▶ REQUIRED TASK: Find every line in the records below that holds the word "муниципальные" and copy it.

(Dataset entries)
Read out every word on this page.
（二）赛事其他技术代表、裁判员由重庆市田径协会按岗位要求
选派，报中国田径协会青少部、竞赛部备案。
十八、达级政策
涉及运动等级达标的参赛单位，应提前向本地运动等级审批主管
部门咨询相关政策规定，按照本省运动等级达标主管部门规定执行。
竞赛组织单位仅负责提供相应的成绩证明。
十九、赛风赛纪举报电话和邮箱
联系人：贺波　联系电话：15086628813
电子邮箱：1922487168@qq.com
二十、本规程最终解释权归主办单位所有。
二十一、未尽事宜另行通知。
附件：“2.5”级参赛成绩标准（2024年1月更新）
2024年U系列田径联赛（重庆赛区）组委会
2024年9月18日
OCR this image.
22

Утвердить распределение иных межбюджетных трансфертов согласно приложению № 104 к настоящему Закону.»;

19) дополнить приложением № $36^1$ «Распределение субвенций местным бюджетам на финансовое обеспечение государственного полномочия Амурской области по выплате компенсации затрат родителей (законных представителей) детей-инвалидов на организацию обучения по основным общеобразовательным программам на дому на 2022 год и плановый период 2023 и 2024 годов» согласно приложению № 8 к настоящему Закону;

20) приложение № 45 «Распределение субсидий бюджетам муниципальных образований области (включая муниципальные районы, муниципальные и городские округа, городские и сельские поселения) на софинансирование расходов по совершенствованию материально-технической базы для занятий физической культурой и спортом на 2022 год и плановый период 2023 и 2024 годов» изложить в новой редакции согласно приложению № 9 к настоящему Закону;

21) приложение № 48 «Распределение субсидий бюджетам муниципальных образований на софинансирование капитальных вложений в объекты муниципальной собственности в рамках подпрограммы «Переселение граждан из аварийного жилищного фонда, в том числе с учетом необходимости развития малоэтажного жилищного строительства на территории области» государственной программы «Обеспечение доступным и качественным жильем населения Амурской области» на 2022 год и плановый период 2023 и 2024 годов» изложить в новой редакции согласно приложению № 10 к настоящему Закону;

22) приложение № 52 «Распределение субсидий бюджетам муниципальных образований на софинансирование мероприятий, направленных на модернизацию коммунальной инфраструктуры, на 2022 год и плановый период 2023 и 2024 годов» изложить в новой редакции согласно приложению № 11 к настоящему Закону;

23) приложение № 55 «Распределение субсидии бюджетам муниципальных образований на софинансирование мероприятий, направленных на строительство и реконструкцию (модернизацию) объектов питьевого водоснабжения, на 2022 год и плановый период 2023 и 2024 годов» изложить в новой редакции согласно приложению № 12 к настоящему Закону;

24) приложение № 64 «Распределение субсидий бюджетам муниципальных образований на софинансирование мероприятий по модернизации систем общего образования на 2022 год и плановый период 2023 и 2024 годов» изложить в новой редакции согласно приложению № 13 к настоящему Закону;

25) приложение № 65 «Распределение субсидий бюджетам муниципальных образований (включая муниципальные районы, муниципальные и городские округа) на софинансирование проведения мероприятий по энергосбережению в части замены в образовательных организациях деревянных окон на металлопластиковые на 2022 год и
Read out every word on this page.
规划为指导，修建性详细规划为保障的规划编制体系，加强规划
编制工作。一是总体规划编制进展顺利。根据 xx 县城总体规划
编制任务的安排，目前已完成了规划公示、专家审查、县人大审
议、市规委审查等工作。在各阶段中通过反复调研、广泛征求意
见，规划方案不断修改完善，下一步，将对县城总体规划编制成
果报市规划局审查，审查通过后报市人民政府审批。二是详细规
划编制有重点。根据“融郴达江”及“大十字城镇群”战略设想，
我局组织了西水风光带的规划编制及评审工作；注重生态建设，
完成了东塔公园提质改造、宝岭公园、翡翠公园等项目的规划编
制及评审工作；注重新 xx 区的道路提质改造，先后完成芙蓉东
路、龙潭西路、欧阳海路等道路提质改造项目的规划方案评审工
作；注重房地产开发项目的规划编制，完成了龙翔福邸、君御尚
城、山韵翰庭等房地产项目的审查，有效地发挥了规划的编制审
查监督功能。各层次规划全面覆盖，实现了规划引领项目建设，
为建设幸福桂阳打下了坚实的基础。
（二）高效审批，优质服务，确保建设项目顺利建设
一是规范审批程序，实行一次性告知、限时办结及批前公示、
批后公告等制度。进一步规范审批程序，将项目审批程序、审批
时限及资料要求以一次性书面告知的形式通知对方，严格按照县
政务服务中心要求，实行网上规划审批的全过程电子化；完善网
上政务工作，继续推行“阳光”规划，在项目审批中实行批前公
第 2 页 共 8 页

▶ OUTPUT OF THE TASK:
20) приложение № 45 «Распределение субсидий бюджетам муниципальных образований области (включая муниципальные районы, муниципальные и городские округа, городские и сельские поселения) на софинансирование расходов по совершенствованию материально-технической базы для занятий физической культурой и спортом на 2022 год и плановый период 2023 и 2024 годов» изложить в новой редакции согласно приложению № 9 к настоящему Закону;
25) приложение № 65 «Распределение субсидий бюджетам муниципальных образований (включая муниципальные районы, муниципальные и городские округа) на софинансирование проведения мероприятий по энергосбережению в части замены в образовательных организациях деревянных окон на металлопластиковые на 2022 год и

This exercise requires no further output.